Written problem 1:
In the passage on United Methodist dogma, take the part starting with "Third Dogma of" and going on through "person is present.", and update it so that "district superintendent" stands in place of "Bishop".

Reading passage:
━━━━━━

Third Dogma of the United Methodist Church: Ordained clergy are set aside by God to preside over the Sacraments. Laypeople are not. When no ordained clergyperson is available to serve a congregation's sacramental needs, a layperson may be authorized by the Bishop to preside, but only when no ordained person is present.
It should be apparent by now that Methodism, especially in America, has a hierarchical structure modeled on that of the Church of England, which itself is based upon the structure of the Roman Catholic Church. This organization places pastors over parishes, superintendents over pastors, and Bishops over all. The result is an insensitivity in church headquarters to the preferences of local churches, and a paternalism that local churches find enervating and disempowering. Grassroots creativity is muzzled in favor of conference initiatives. Every few years, another plan for growth issues from the main office, usually the same ideas repackaged with new graphics and wording; but chances are veteran lay leaders and pastors have all seen it before. It was just called something else.
Fourth Dogma of the United Methodist Church: Program and mission priorities come from the main office. Innovation begins with the Bishop.
Once a year, representatives of local churches meet with all the ordained clergy in an annual conference at an event called, of course, Annual Conference. This is the only body that can make decisions about the policies of the conference. It's a huge meeting, hundreds of people gathered in a college field house or community conference center, filled with stirring worship services, powerful music, and dull reports, culminating in an ordination service and the reading of appointments for the next year. Every four years, representatives of all Annual Conferences, evenly divided between clergy and laypeople, meet for a General Conference, which serves the same function for the entire denomination that the Annual Conference does locally. General Conference lasts for two weeks, and its work is more substantive, more controversial, and far more newsworthy than anything that happens at Annual Conference. The decisions of conferences are final within the jurdisdictions they govern, and in the case of General Conference, can have generations of repercussions. These meetings can be intensely partisan, breaking along regional, racial, national (most of the recent growth in United Methodism has been in Africa), and theological lines. The Bishops, all gathered on the dais but without voice in the General Conference, typically have far more liberal opinions than those of the GC, which is dominated by delegates from southern states and Africa. General Conference is accorded the same authority by United Methodists that Roman Catholics give the Pope.
Fifth Dogma of the United Methodist Church: The decisions of Conference are arrived at prayerfully and represent God's will for the church. They are not to be questioned.
United Methodism has other dogmas I could describe here, but I'm going to limit it to these five because I believe they demonstrate the rottenness at the heart of America's second largest Protestant denomination. The hierarchic power structure robs local congregations of the ability to innovate in ways that can best serve their needs and the needs of their community. The emphasis on ordination eliminates all but the most assertive lay leadership from having a voice in the ongoing governance of the church: if one is really called to ministry, one is expected to give up whatever career he or she may have, taking an effective vow of poverty, surrender three years to seminary and another three to five to the ordination process, and only then be accorded a voice in the hall of Methodist leadership. Only then is this person granted authority to speak the magic words over the bread, grape juice, and water that make it possible to serve Communion or baptize a new believer.

━━━━━━

Bounding box annotations:

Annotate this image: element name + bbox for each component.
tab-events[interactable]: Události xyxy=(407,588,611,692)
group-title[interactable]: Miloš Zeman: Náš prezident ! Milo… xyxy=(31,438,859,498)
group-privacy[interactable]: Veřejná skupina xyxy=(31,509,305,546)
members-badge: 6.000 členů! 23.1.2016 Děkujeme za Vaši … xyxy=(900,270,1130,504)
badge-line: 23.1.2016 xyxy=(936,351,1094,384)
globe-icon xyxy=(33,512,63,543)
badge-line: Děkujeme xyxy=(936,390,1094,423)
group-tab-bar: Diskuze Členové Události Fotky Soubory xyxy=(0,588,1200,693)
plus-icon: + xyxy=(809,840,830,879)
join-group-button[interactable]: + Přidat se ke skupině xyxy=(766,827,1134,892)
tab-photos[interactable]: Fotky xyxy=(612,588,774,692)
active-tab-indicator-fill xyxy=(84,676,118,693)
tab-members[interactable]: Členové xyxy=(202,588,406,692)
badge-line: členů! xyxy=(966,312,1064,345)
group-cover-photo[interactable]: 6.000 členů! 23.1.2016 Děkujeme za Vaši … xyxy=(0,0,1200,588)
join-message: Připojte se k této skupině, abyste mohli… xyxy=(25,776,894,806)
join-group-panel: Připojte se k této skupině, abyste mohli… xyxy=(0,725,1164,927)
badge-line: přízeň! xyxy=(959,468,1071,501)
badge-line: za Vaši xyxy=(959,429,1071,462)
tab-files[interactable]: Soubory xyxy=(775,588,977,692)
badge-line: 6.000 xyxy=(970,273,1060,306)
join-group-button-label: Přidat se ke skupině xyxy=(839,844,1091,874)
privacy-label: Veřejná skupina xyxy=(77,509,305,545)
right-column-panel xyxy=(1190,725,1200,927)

━━━━━━

Written problem 2:
Duplicate the records word for word, starting with their first line and going on through the line with "group-title[interactable]: Miloš Zeman: Náš".

Worked solution 1:
Third Dogma of the United Methodist Church: Ordained clergy are set aside by God to preside over the Sacraments. Laypeople are not. When no ordained clergyperson is available to serve a congregation's sacramental needs, a layperson may be authorized by the district superintendent to preside, but only when no ordained person is present.

Worked solution 2:
Annotate this image: element name + bbox for each component.
tab-events[interactable]: Události xyxy=(407,588,611,692)
group-title[interactable]: Miloš Zeman: Náš prezident ! Milo… xyxy=(31,438,859,498)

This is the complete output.